▶ _Request_: Copy each line containing the word "RAID" from the records that follow, please.

START Material for this exercise

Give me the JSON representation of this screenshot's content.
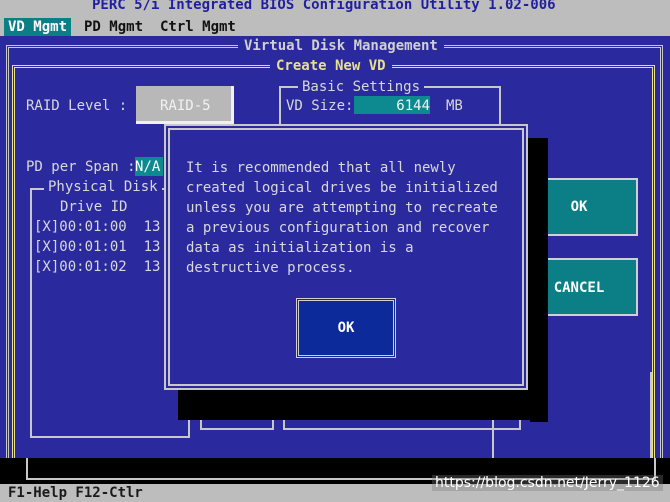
{
  "app": {
    "title": "PERC 5/i Integrated BIOS Configuration Utility 1.02-006"
  },
  "tabs": [
    {
      "label": "VD Mgmt"
    },
    {
      "label": "PD Mgmt"
    },
    {
      "label": "Ctrl Mgmt"
    }
  ],
  "frames": {
    "virtual_disk_management": "Virtual Disk Management",
    "create_new_vd": "Create New VD",
    "basic_settings": "Basic Settings",
    "physical_disks": "Physical Disk"
  },
  "form": {
    "raid_level_label": "RAID Level :",
    "raid_level_value": "RAID-5",
    "vd_size_label": "VD Size:",
    "vd_size_value": "6144",
    "vd_size_unit": "MB",
    "pd_per_span_label": "PD per Span :",
    "pd_per_span_value": "N/A"
  },
  "drives": {
    "header": "Drive ID",
    "rows": [
      {
        "text": "[X]00:01:00  13"
      },
      {
        "text": "[X]00:01:01  13"
      },
      {
        "text": "[X]00:01:02  13"
      }
    ]
  },
  "right_buttons": {
    "ok": "OK",
    "cancel": "CANCEL"
  },
  "dialog": {
    "lines": [
      "It is recommended that all newly",
      "created logical drives be initialized",
      "unless you are attempting to recreate",
      "a previous configuration and recover",
      "data as initialization is a",
      "destructive process."
    ],
    "ok": "OK"
  },
  "help": {
    "text": "F1-Help F12-Ctlr"
  },
  "watermark": "https://blog.csdn.net/Jerry_1126",
  "colors": {
    "background": "#2a2a9e",
    "highlight": "#0c7e85",
    "frame_yellow": "#e8e08c"
  }
}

END Material for this exercise

▶ _Task output_:
    "raid_level_label": "RAID Level :",
    "raid_level_value": "RAID-5",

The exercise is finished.